* Problem to work on *
All lines in which the word "slice" occurs are to be extracted.

* Records for the exercise *
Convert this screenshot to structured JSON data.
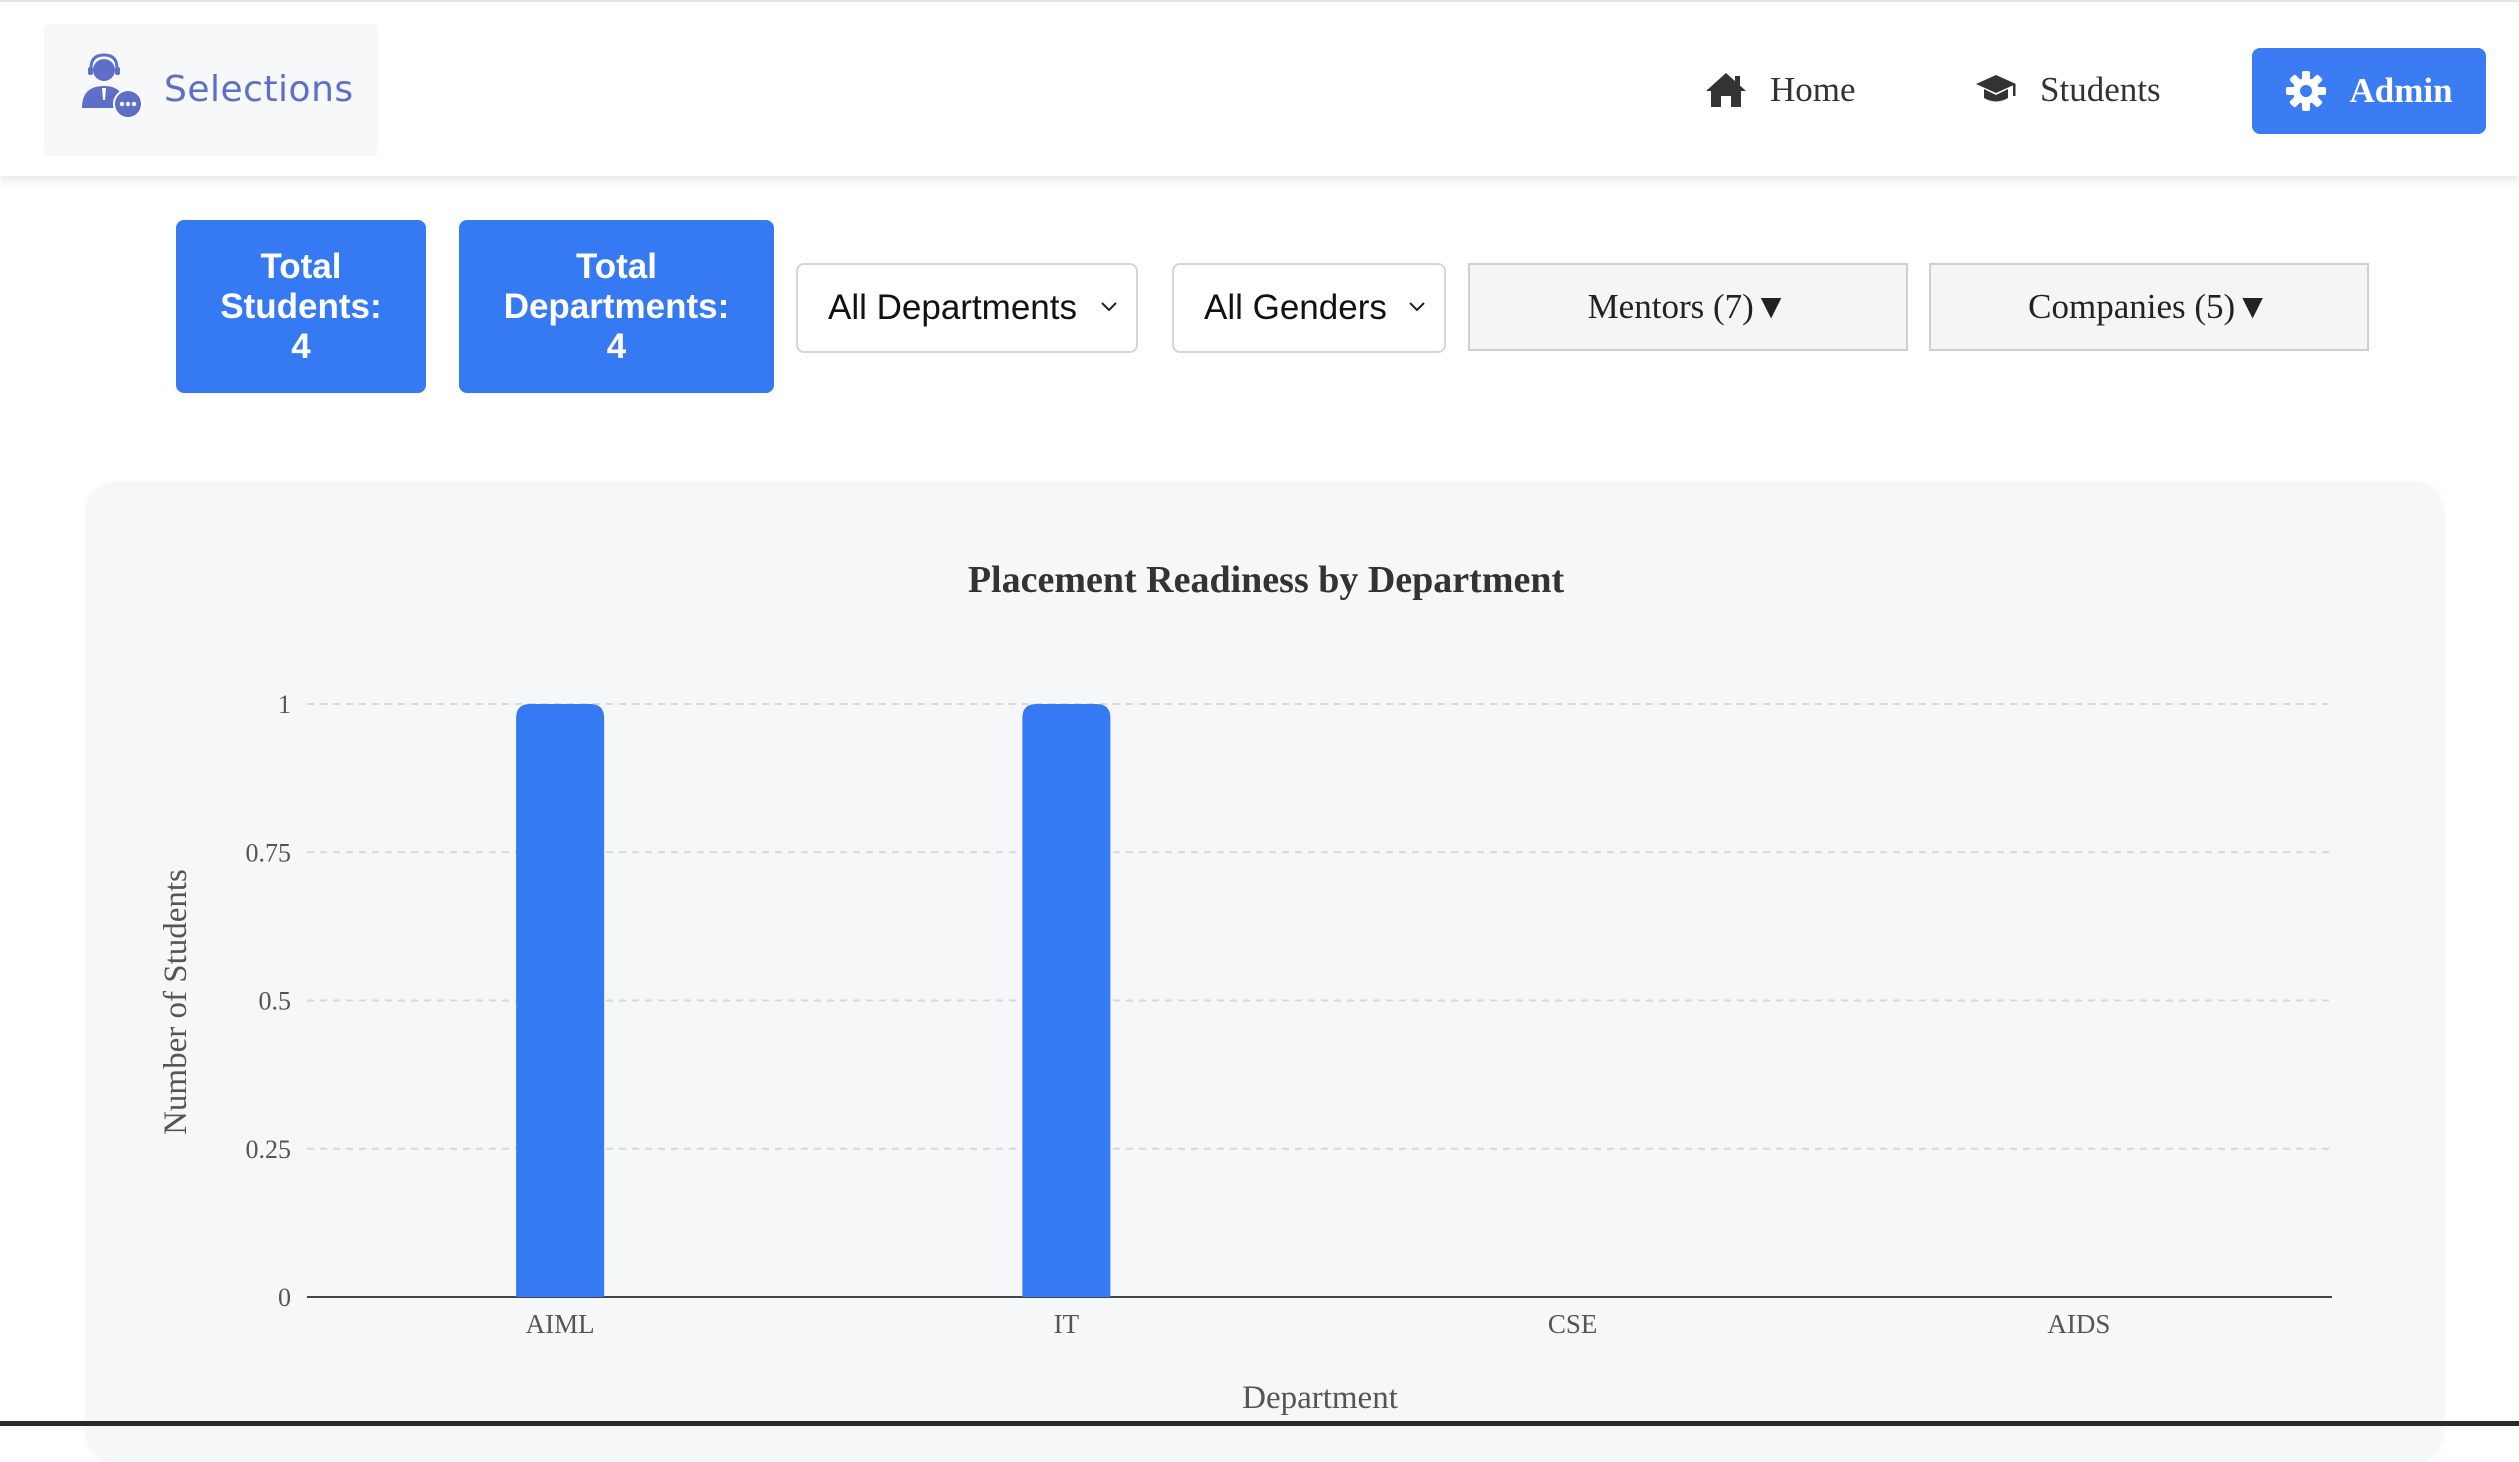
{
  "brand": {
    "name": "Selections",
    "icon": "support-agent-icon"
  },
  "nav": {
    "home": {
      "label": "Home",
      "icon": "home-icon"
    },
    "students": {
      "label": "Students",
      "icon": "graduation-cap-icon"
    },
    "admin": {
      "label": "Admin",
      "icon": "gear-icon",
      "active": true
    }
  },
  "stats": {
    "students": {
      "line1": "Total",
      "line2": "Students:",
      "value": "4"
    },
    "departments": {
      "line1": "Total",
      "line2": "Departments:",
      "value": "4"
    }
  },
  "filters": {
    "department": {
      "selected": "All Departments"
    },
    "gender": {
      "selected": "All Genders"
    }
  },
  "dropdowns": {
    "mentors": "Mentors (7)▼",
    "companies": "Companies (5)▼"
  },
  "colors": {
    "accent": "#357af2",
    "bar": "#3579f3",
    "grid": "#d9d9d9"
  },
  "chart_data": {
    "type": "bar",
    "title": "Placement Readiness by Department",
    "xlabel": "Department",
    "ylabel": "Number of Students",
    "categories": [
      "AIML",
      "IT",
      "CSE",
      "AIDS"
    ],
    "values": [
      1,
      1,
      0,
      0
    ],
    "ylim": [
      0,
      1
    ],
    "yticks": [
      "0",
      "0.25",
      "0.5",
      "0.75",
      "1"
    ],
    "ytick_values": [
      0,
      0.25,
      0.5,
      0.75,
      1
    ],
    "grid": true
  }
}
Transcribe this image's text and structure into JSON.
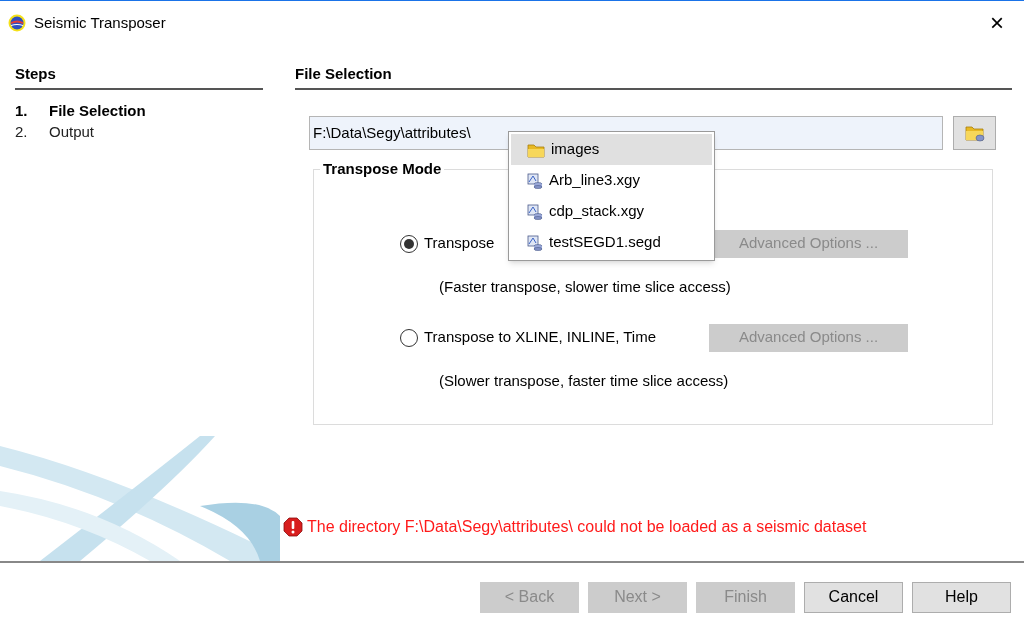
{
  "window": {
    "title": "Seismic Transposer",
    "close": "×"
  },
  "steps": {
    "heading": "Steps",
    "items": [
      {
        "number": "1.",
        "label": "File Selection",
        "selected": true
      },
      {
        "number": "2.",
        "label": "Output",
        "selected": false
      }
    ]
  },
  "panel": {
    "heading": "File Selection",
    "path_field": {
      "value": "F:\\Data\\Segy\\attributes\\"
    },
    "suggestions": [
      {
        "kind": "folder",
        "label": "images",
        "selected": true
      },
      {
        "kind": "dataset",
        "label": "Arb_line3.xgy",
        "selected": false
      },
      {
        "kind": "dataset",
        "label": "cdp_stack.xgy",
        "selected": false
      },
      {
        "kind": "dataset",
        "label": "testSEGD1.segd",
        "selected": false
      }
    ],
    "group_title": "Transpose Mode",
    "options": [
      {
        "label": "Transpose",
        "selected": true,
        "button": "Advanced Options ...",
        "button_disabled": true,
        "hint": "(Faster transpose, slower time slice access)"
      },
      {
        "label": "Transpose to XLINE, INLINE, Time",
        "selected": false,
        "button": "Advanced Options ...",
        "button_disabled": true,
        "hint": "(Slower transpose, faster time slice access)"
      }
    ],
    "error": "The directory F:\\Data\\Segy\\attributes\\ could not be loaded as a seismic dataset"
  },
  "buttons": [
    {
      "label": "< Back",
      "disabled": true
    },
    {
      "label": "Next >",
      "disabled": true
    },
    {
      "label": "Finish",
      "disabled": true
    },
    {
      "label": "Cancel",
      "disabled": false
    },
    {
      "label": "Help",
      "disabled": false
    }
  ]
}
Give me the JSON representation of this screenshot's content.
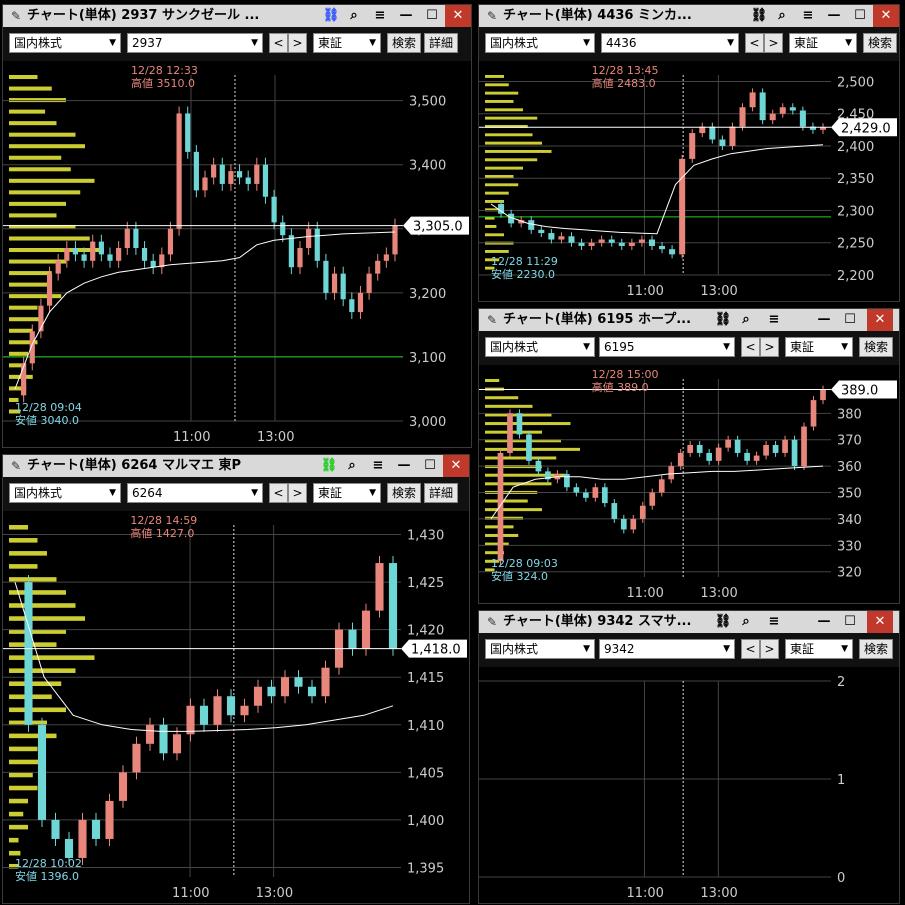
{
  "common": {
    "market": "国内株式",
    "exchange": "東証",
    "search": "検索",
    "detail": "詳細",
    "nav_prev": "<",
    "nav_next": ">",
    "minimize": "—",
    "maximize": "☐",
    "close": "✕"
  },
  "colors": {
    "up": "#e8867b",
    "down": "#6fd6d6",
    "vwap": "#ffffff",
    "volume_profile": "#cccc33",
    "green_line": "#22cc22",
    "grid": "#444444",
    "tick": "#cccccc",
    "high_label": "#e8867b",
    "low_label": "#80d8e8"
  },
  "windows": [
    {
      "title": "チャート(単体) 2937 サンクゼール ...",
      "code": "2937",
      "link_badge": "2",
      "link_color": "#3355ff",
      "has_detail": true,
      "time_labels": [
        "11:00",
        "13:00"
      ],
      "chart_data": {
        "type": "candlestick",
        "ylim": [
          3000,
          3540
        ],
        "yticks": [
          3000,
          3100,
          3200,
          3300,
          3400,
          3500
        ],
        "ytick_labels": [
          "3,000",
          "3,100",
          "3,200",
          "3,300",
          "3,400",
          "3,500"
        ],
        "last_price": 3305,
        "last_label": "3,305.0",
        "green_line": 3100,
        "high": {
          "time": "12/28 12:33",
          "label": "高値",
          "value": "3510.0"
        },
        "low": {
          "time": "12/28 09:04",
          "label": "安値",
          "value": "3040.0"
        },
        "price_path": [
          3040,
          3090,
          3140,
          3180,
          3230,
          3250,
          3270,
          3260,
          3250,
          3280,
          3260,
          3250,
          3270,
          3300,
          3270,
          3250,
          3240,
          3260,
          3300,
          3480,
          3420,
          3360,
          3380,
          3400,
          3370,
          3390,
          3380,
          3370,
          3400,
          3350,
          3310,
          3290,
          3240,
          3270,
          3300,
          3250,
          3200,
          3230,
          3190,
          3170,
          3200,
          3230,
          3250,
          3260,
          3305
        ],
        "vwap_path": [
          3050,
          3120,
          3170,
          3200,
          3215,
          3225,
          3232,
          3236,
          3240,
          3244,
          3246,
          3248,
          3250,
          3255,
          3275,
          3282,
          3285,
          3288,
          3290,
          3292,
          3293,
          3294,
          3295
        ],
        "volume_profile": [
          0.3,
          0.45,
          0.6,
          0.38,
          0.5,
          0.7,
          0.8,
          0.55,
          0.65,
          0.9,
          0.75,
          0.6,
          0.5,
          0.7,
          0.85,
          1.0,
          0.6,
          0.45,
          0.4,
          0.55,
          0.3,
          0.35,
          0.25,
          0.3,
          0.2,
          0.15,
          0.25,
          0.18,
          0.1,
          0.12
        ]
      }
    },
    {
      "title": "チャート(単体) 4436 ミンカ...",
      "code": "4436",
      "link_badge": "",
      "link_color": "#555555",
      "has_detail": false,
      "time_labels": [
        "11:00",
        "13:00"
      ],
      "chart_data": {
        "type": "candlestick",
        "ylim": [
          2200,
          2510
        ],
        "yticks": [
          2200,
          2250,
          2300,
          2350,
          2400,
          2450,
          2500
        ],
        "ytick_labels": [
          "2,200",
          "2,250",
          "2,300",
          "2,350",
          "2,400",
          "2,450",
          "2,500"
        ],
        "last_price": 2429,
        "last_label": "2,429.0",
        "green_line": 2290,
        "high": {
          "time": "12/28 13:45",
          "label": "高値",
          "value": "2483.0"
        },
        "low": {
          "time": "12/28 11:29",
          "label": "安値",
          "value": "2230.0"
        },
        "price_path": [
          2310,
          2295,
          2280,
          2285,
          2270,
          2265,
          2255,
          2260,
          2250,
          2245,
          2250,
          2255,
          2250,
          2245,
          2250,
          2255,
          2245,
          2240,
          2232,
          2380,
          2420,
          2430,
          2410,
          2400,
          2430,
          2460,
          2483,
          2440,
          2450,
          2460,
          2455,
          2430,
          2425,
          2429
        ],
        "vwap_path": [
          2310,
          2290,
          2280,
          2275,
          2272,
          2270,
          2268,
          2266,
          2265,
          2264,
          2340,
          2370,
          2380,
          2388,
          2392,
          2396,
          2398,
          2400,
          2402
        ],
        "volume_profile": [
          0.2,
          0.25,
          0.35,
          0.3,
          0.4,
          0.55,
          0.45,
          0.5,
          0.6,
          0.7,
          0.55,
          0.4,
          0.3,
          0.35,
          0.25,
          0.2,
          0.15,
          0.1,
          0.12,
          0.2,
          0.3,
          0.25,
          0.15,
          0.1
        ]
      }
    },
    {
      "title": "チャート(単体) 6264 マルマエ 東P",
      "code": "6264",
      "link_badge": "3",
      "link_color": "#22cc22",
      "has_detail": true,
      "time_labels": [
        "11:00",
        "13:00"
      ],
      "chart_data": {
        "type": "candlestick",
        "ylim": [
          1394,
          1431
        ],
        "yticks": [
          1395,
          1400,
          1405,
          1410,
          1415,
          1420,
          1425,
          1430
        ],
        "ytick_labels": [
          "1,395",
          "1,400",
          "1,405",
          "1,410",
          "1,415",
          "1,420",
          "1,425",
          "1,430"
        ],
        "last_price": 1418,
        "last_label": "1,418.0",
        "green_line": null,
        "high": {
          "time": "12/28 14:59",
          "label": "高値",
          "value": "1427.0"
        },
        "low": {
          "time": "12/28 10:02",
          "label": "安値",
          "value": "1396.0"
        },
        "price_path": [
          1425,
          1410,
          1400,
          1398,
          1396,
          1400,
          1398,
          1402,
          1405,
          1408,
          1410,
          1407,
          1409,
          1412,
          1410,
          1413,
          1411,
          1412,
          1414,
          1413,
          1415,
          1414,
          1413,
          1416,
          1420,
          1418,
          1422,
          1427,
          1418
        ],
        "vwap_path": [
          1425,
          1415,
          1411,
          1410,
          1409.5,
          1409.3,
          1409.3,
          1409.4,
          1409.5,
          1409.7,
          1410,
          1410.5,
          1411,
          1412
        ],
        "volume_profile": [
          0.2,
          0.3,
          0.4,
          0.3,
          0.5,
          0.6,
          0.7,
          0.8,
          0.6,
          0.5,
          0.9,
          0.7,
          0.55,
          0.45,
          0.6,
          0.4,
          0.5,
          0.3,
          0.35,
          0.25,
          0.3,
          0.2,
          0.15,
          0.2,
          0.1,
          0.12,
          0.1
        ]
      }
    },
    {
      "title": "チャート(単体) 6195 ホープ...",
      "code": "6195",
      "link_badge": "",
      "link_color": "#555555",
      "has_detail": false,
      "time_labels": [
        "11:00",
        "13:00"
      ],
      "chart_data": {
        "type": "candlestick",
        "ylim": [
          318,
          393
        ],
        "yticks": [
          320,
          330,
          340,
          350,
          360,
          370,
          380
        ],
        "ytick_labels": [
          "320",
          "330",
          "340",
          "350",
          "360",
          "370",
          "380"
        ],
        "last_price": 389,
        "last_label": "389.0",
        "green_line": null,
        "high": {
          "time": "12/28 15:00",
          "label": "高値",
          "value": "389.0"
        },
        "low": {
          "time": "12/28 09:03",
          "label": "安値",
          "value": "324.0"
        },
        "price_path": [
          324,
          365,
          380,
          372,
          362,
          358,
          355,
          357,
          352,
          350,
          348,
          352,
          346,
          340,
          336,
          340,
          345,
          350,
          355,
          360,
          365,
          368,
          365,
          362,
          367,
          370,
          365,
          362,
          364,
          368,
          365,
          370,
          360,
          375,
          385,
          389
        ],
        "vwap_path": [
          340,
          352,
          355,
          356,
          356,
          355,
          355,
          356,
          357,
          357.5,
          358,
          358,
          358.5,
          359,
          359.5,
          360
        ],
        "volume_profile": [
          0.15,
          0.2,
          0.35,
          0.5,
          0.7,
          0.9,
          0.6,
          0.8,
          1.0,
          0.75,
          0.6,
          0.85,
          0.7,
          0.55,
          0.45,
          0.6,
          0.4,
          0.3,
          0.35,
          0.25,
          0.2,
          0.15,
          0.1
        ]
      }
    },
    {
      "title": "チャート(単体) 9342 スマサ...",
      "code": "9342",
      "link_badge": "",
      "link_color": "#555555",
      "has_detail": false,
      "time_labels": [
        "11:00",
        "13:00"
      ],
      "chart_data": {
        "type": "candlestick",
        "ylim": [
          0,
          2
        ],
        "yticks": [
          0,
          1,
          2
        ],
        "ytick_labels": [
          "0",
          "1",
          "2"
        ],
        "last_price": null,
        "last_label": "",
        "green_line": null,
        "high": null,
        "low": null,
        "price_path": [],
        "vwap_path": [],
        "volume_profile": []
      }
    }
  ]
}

* Output of the task *
        "hint": "(Faster transpose, slower time slice access)"
        "hint": "(Slower transpose, faster time slice access)"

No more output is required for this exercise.